* BEGIN Task input *

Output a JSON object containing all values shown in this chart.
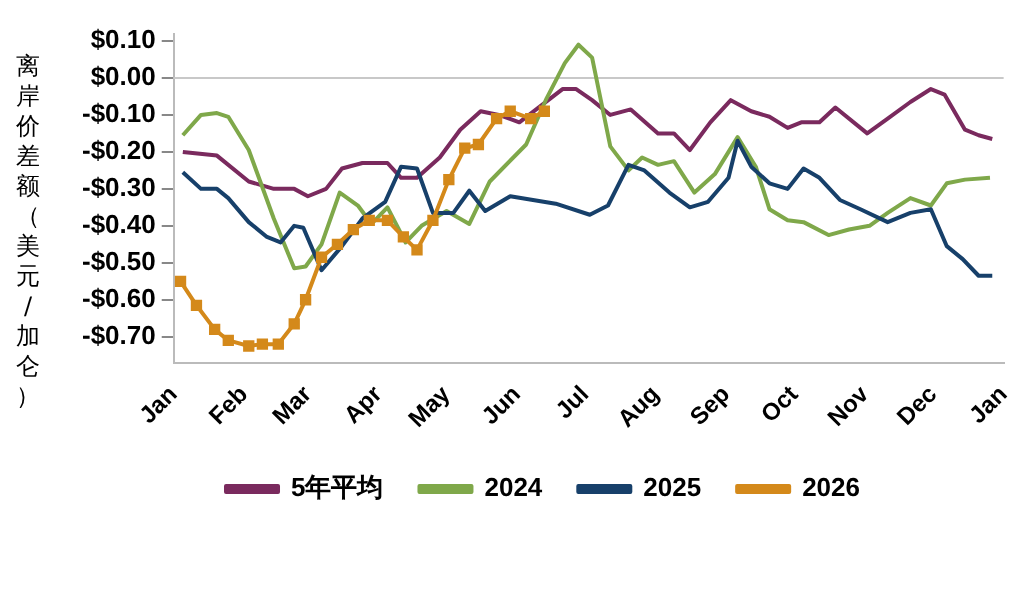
{
  "chart_data": {
    "type": "line",
    "ylabel": "离岸价差额（美元/加仑）",
    "xlim": [
      "2001-01-01",
      "2002-01-01"
    ],
    "ylim": [
      -0.77,
      0.12
    ],
    "xticks": [
      {
        "value": "--01-01",
        "label": "Jan"
      },
      {
        "value": "--02-01",
        "label": "Feb"
      },
      {
        "value": "--03-01",
        "label": "Mar"
      },
      {
        "value": "--04-01",
        "label": "Apr"
      },
      {
        "value": "--05-01",
        "label": "May"
      },
      {
        "value": "--06-01",
        "label": "Jun"
      },
      {
        "value": "--07-01",
        "label": "Jul"
      },
      {
        "value": "--08-01",
        "label": "Aug"
      },
      {
        "value": "--09-01",
        "label": "Sep"
      },
      {
        "value": "--10-01",
        "label": "Oct"
      },
      {
        "value": "--11-01",
        "label": "Nov"
      },
      {
        "value": "--12-01",
        "label": "Dec"
      },
      {
        "value": "2002-01-01",
        "label": "Jan"
      }
    ],
    "yticks": [
      {
        "value": 0.1,
        "label": "$0.10"
      },
      {
        "value": 0,
        "label": "$0.00"
      },
      {
        "value": -0.1,
        "label": "-$0.10"
      },
      {
        "value": -0.2,
        "label": "-$0.20"
      },
      {
        "value": -0.3,
        "label": "-$0.30"
      },
      {
        "value": -0.4,
        "label": "-$0.40"
      },
      {
        "value": -0.5,
        "label": "-$0.50"
      },
      {
        "value": -0.6,
        "label": "-$0.60"
      },
      {
        "value": -0.7,
        "label": "-$0.70"
      }
    ],
    "grid": false,
    "legend": "bottom",
    "marker": "none",
    "line_style": "solid",
    "ref_lines": [
      {
        "axis": "y",
        "value": 0,
        "color": "#c8c8c8"
      }
    ],
    "series": [
      {
        "name": "5年平均",
        "color": "#7a2a5e",
        "x": [
          "--01-05",
          "--01-20",
          "--02-03",
          "--02-14",
          "--02-23",
          "--03-01",
          "--03-09",
          "--03-16",
          "--03-25",
          "--04-05",
          "--04-11",
          "--04-18",
          "--04-28",
          "--05-07",
          "--05-16",
          "--05-24",
          "--06-02",
          "--06-21",
          "--06-27",
          "--07-04",
          "--07-12",
          "--07-21",
          "--08-02",
          "--08-09",
          "--08-16",
          "--08-25",
          "--09-03",
          "--09-12",
          "--09-20",
          "--09-28",
          "--10-04",
          "--10-12",
          "--10-19",
          "--11-02",
          "--11-11",
          "--11-21",
          "--11-30",
          "--12-06",
          "--12-15",
          "--12-21",
          "--12-27"
        ],
        "values": [
          -0.2,
          -0.21,
          -0.28,
          -0.3,
          -0.3,
          -0.32,
          -0.3,
          -0.245,
          -0.23,
          -0.23,
          -0.27,
          -0.27,
          -0.215,
          -0.14,
          -0.09,
          -0.1,
          -0.12,
          -0.03,
          -0.03,
          -0.06,
          -0.1,
          -0.085,
          -0.15,
          -0.15,
          -0.195,
          -0.12,
          -0.06,
          -0.09,
          -0.105,
          -0.135,
          -0.12,
          -0.12,
          -0.08,
          -0.15,
          -0.11,
          -0.065,
          -0.03,
          -0.045,
          -0.14,
          -0.155,
          -0.165
        ]
      },
      {
        "name": "2024",
        "color": "#7fa84a",
        "x": [
          "--01-05",
          "--01-13",
          "--01-20",
          "--01-25",
          "--02-03",
          "--02-14",
          "--02-23",
          "--02-28",
          "--03-07",
          "--03-15",
          "--03-23",
          "--03-29",
          "--04-05",
          "--04-13",
          "--04-20",
          "--05-01",
          "--05-11",
          "--05-20",
          "--06-05",
          "--06-14",
          "--06-22",
          "--06-28",
          "--07-04",
          "--07-12",
          "--07-20",
          "--07-26",
          "--08-02",
          "--08-09",
          "--08-18",
          "--08-27",
          "--09-06",
          "--09-14",
          "--09-20",
          "--09-28",
          "--10-05",
          "--10-16",
          "--10-25",
          "--11-03",
          "--11-11",
          "--11-21",
          "--11-30",
          "--12-07",
          "--12-15",
          "--12-26"
        ],
        "values": [
          -0.155,
          -0.1,
          -0.095,
          -0.105,
          -0.195,
          -0.38,
          -0.515,
          -0.51,
          -0.45,
          -0.31,
          -0.345,
          -0.395,
          -0.35,
          -0.445,
          -0.4,
          -0.36,
          -0.395,
          -0.28,
          -0.18,
          -0.055,
          0.04,
          0.09,
          0.055,
          -0.185,
          -0.25,
          -0.215,
          -0.235,
          -0.225,
          -0.31,
          -0.26,
          -0.16,
          -0.24,
          -0.355,
          -0.385,
          -0.39,
          -0.425,
          -0.41,
          -0.4,
          -0.365,
          -0.325,
          -0.345,
          -0.285,
          -0.275,
          -0.27
        ]
      },
      {
        "name": "2025",
        "color": "#17406a",
        "x": [
          "--01-05",
          "--01-13",
          "--01-20",
          "--01-25",
          "--02-03",
          "--02-11",
          "--02-17",
          "--02-23",
          "--02-27",
          "--03-07",
          "--03-16",
          "--03-25",
          "--04-04",
          "--04-11",
          "--04-18",
          "--04-25",
          "--05-04",
          "--05-11",
          "--05-18",
          "--05-29",
          "--06-18",
          "--07-03",
          "--07-11",
          "--07-20",
          "--07-27",
          "--08-07",
          "--08-16",
          "--08-24",
          "--09-02",
          "--09-06",
          "--09-12",
          "--09-20",
          "--09-28",
          "--10-05",
          "--10-12",
          "--10-21",
          "--10-30",
          "--11-11",
          "--11-21",
          "--11-30",
          "--12-07",
          "--12-14",
          "--12-21",
          "--12-27"
        ],
        "values": [
          -0.255,
          -0.3,
          -0.3,
          -0.325,
          -0.39,
          -0.43,
          -0.445,
          -0.4,
          -0.405,
          -0.52,
          -0.455,
          -0.38,
          -0.335,
          -0.24,
          -0.245,
          -0.365,
          -0.365,
          -0.305,
          -0.36,
          -0.32,
          -0.34,
          -0.37,
          -0.345,
          -0.235,
          -0.25,
          -0.31,
          -0.35,
          -0.335,
          -0.27,
          -0.17,
          -0.24,
          -0.285,
          -0.3,
          -0.245,
          -0.27,
          -0.33,
          -0.355,
          -0.39,
          -0.365,
          -0.355,
          -0.455,
          -0.49,
          -0.535,
          -0.535
        ]
      },
      {
        "name": "2026",
        "color": "#d4891a",
        "marker": "square",
        "x": [
          "--01-04",
          "--01-11",
          "--01-19",
          "--01-25",
          "--02-03",
          "--02-09",
          "--02-16",
          "--02-23",
          "--02-28",
          "--03-07",
          "--03-14",
          "--03-21",
          "--03-28",
          "--04-05",
          "--04-12",
          "--04-18",
          "--04-25",
          "--05-02",
          "--05-09",
          "--05-15",
          "--05-23",
          "--05-29",
          "--06-07",
          "--06-13"
        ],
        "values": [
          -0.55,
          -0.615,
          -0.68,
          -0.71,
          -0.725,
          -0.72,
          -0.72,
          -0.665,
          -0.6,
          -0.485,
          -0.45,
          -0.41,
          -0.385,
          -0.385,
          -0.43,
          -0.465,
          -0.385,
          -0.275,
          -0.19,
          -0.18,
          -0.11,
          -0.09,
          -0.11,
          -0.09
        ]
      }
    ]
  }
}
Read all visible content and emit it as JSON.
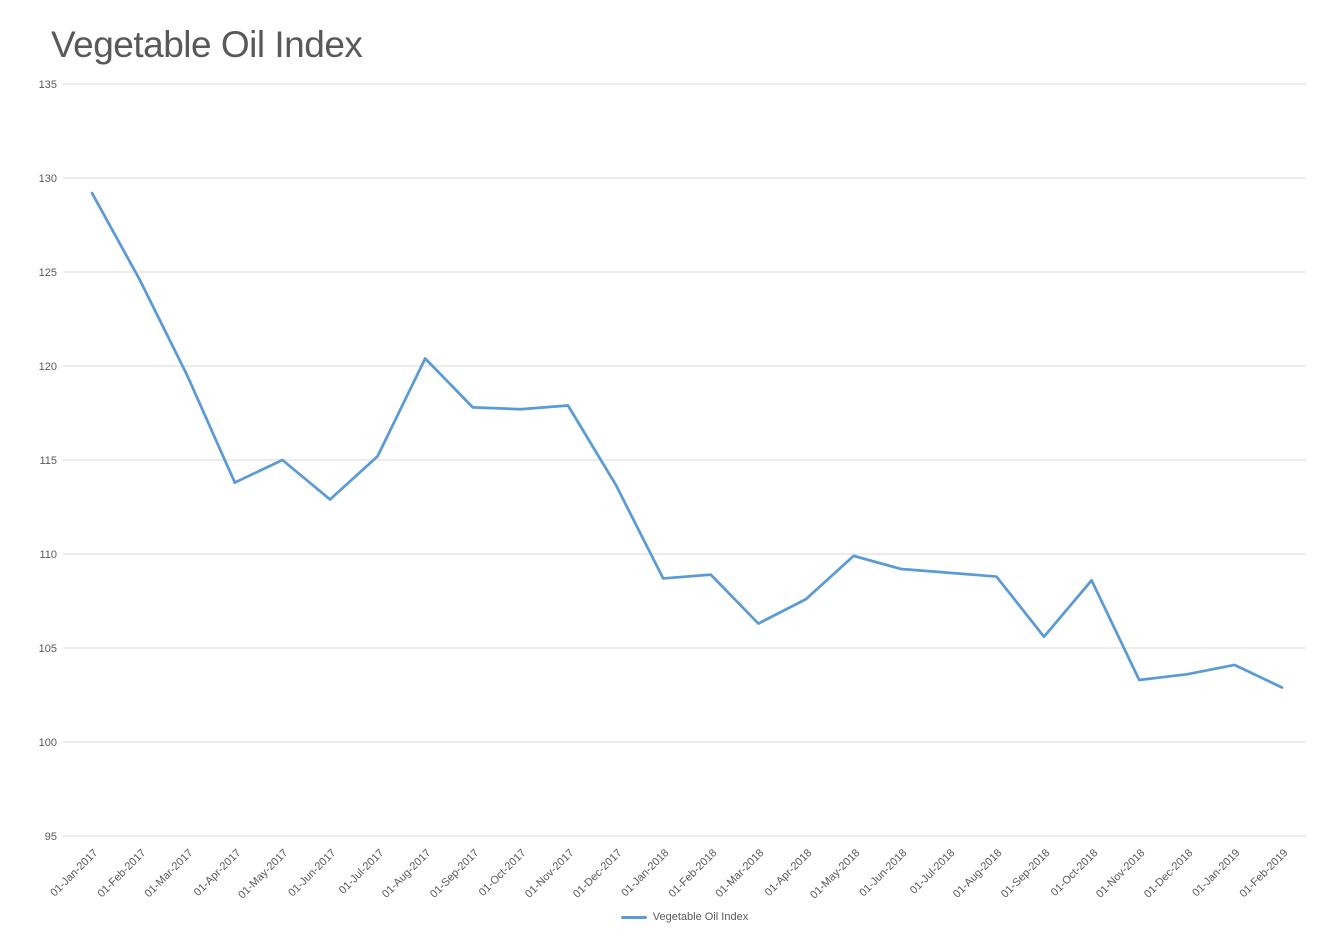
{
  "page": {
    "background": "#ffffff"
  },
  "chart_data": {
    "type": "line",
    "title": "Vegetable Oil Index",
    "title_color": "#595959",
    "label_color": "#595959",
    "gridline_color": "#d9d9d9",
    "grid": true,
    "categories": [
      "01-Jan-2017",
      "01-Feb-2017",
      "01-Mar-2017",
      "01-Apr-2017",
      "01-May-2017",
      "01-Jun-2017",
      "01-Jul-2017",
      "01-Aug-2017",
      "01-Sep-2017",
      "01-Oct-2017",
      "01-Nov-2017",
      "01-Dec-2017",
      "01-Jan-2018",
      "01-Feb-2018",
      "01-Mar-2018",
      "01-Apr-2018",
      "01-May-2018",
      "01-Jun-2018",
      "01-Jul-2018",
      "01-Aug-2018",
      "01-Sep-2018",
      "01-Oct-2018",
      "01-Nov-2018",
      "01-Dec-2018",
      "01-Jan-2019",
      "01-Feb-2019"
    ],
    "series": [
      {
        "name": "Vegetable Oil Index",
        "color": "#5b9bd5",
        "values": [
          129.2,
          124.6,
          119.5,
          113.8,
          115.0,
          112.9,
          115.2,
          120.4,
          117.8,
          117.7,
          117.9,
          113.7,
          108.7,
          108.9,
          106.3,
          107.6,
          109.9,
          109.2,
          109.0,
          108.8,
          105.6,
          108.6,
          103.3,
          103.6,
          104.1,
          102.9
        ]
      }
    ],
    "y_axis": {
      "min": 95,
      "max": 135,
      "step": 5,
      "ticks": [
        135,
        130,
        125,
        120,
        115,
        110,
        105,
        100,
        95
      ]
    },
    "x_axis": {
      "label_rotation_deg": 45
    },
    "xlabel": "",
    "ylabel": "",
    "legend": {
      "position": "bottom",
      "items": [
        {
          "label": "Vegetable Oil Index",
          "color": "#5b9bd5"
        }
      ]
    }
  }
}
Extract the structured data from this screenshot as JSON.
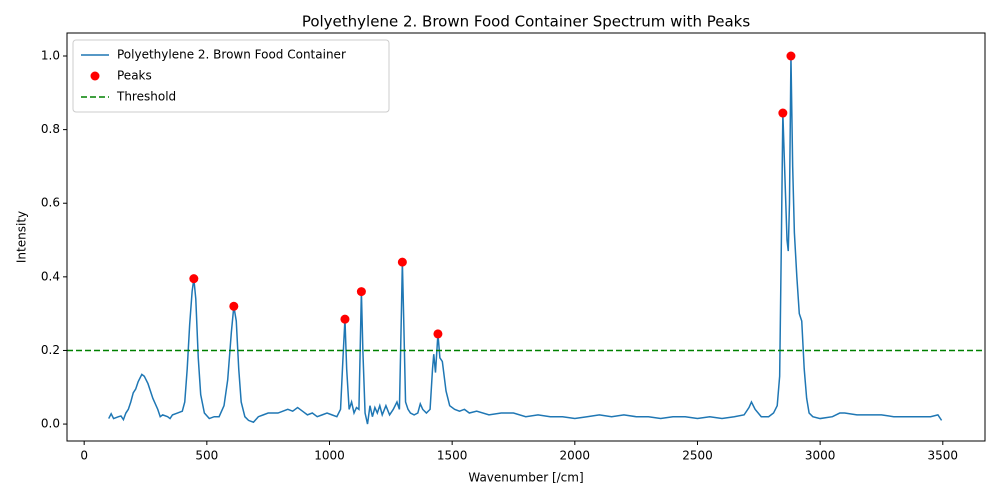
{
  "chart_data": {
    "type": "line",
    "title": "Polyethylene 2. Brown Food Container Spectrum with Peaks",
    "xlabel": "Wavenumber [/cm]",
    "ylabel": "Intensity",
    "xlim": [
      -70,
      3672
    ],
    "ylim": [
      -0.046,
      1.0625
    ],
    "xticks": [
      0,
      500,
      1000,
      1500,
      2000,
      2500,
      3000,
      3500
    ],
    "yticks": [
      {
        "value": 0,
        "label": "0.0"
      },
      {
        "value": 0.2,
        "label": "0.2"
      },
      {
        "value": 0.4,
        "label": "0.4"
      },
      {
        "value": 0.6,
        "label": "0.6"
      },
      {
        "value": 0.8,
        "label": "0.8"
      },
      {
        "value": 1,
        "label": "1.0"
      }
    ],
    "legend": "upper left",
    "series": [
      {
        "name": "Polyethylene 2. Brown Food Container",
        "type": "line",
        "color": "#1f77b4",
        "x": [
          100,
          110,
          120,
          140,
          150,
          160,
          170,
          180,
          190,
          200,
          210,
          220,
          235,
          245,
          260,
          280,
          300,
          310,
          320,
          340,
          350,
          360,
          380,
          400,
          410,
          420,
          430,
          440,
          447,
          455,
          465,
          475,
          490,
          510,
          530,
          550,
          570,
          585,
          600,
          610,
          620,
          630,
          640,
          655,
          670,
          690,
          710,
          730,
          750,
          770,
          790,
          810,
          830,
          850,
          870,
          890,
          910,
          930,
          950,
          970,
          990,
          1010,
          1030,
          1045,
          1055,
          1063,
          1070,
          1080,
          1090,
          1100,
          1110,
          1120,
          1125,
          1130,
          1136,
          1145,
          1155,
          1165,
          1175,
          1185,
          1195,
          1205,
          1215,
          1230,
          1245,
          1260,
          1275,
          1285,
          1293,
          1297,
          1302,
          1310,
          1320,
          1330,
          1345,
          1360,
          1370,
          1380,
          1395,
          1410,
          1420,
          1425,
          1432,
          1442,
          1450,
          1460,
          1475,
          1490,
          1510,
          1530,
          1550,
          1570,
          1600,
          1650,
          1700,
          1750,
          1800,
          1850,
          1900,
          1950,
          2000,
          2050,
          2100,
          2150,
          2200,
          2250,
          2300,
          2350,
          2400,
          2450,
          2500,
          2550,
          2600,
          2650,
          2690,
          2710,
          2720,
          2735,
          2760,
          2790,
          2810,
          2825,
          2835,
          2842,
          2848,
          2855,
          2865,
          2870,
          2875,
          2881,
          2888,
          2895,
          2905,
          2915,
          2925,
          2935,
          2945,
          2955,
          2970,
          3000,
          3050,
          3080,
          3100,
          3150,
          3200,
          3250,
          3300,
          3350,
          3400,
          3450,
          3480,
          3495
        ],
        "values": [
          0.015,
          0.028,
          0.015,
          0.02,
          0.022,
          0.012,
          0.03,
          0.04,
          0.06,
          0.085,
          0.095,
          0.115,
          0.135,
          0.13,
          0.11,
          0.07,
          0.04,
          0.02,
          0.025,
          0.02,
          0.015,
          0.025,
          0.03,
          0.035,
          0.06,
          0.15,
          0.27,
          0.36,
          0.395,
          0.34,
          0.18,
          0.08,
          0.03,
          0.015,
          0.02,
          0.02,
          0.05,
          0.12,
          0.25,
          0.32,
          0.28,
          0.15,
          0.06,
          0.02,
          0.01,
          0.005,
          0.02,
          0.025,
          0.03,
          0.03,
          0.03,
          0.035,
          0.04,
          0.035,
          0.045,
          0.035,
          0.025,
          0.03,
          0.02,
          0.025,
          0.03,
          0.025,
          0.02,
          0.04,
          0.18,
          0.285,
          0.15,
          0.04,
          0.06,
          0.03,
          0.045,
          0.04,
          0.2,
          0.36,
          0.2,
          0.03,
          0.0,
          0.05,
          0.02,
          0.045,
          0.03,
          0.05,
          0.025,
          0.05,
          0.025,
          0.04,
          0.06,
          0.04,
          0.3,
          0.44,
          0.3,
          0.06,
          0.04,
          0.03,
          0.025,
          0.03,
          0.055,
          0.04,
          0.03,
          0.04,
          0.15,
          0.19,
          0.14,
          0.245,
          0.18,
          0.17,
          0.09,
          0.05,
          0.04,
          0.035,
          0.04,
          0.03,
          0.035,
          0.025,
          0.03,
          0.03,
          0.02,
          0.025,
          0.02,
          0.02,
          0.015,
          0.02,
          0.025,
          0.02,
          0.025,
          0.02,
          0.02,
          0.015,
          0.02,
          0.02,
          0.015,
          0.02,
          0.015,
          0.02,
          0.025,
          0.045,
          0.06,
          0.04,
          0.02,
          0.02,
          0.03,
          0.05,
          0.13,
          0.5,
          0.845,
          0.7,
          0.5,
          0.47,
          0.6,
          1.0,
          0.7,
          0.52,
          0.4,
          0.3,
          0.28,
          0.15,
          0.07,
          0.03,
          0.02,
          0.015,
          0.02,
          0.03,
          0.03,
          0.025,
          0.025,
          0.025,
          0.02,
          0.02,
          0.02,
          0.02,
          0.025,
          0.01
        ]
      },
      {
        "name": "Peaks",
        "type": "scatter",
        "color": "#ff0000",
        "x": [
          447,
          610,
          1063,
          1130,
          1297,
          1442,
          2848,
          2881
        ],
        "values": [
          0.395,
          0.32,
          0.285,
          0.36,
          0.44,
          0.245,
          0.845,
          1.0
        ]
      }
    ],
    "threshold": {
      "name": "Threshold",
      "value": 0.2,
      "color": "#008000"
    }
  }
}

* END Task input *

- **Exercise**
From the listing above, collect every line that mentions the word "Food".

- **Task solution**
    "title": "Polyethylene 2. Brown Food Container Spectrum with Peaks",
        "name": "Polyethylene 2. Brown Food Container",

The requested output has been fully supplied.